*PROBLEM REQUIREMENTS*: How many lines in the records below contain the word "username"? Give only the number.

════════════════

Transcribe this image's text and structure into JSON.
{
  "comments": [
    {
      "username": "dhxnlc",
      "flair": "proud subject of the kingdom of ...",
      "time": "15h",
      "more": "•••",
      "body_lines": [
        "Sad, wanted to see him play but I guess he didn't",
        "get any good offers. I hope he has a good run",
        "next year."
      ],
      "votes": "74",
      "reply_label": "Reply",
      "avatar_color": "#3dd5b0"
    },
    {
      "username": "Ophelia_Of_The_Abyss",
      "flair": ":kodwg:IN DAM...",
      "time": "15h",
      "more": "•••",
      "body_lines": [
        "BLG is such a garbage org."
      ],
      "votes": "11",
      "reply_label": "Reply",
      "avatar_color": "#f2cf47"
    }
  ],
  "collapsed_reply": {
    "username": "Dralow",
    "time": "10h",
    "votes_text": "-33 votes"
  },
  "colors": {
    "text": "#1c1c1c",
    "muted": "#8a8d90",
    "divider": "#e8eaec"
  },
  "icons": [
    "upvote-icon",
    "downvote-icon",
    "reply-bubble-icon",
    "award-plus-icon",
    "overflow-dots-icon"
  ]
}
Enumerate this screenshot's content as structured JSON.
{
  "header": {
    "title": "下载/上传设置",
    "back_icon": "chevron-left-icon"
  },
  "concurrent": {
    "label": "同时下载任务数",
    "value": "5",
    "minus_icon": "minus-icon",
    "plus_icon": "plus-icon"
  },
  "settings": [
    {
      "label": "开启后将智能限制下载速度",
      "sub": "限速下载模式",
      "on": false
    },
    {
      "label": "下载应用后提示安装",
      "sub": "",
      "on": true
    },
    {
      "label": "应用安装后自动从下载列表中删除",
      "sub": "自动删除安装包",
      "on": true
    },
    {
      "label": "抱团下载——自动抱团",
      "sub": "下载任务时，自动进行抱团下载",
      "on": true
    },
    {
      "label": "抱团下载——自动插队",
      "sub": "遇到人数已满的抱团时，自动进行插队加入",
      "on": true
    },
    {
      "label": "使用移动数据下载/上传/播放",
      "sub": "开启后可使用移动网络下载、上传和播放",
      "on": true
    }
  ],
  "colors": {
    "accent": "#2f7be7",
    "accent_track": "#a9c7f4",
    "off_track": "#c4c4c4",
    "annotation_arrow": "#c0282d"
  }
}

════════════════

*EXERCISE RESULT*: 3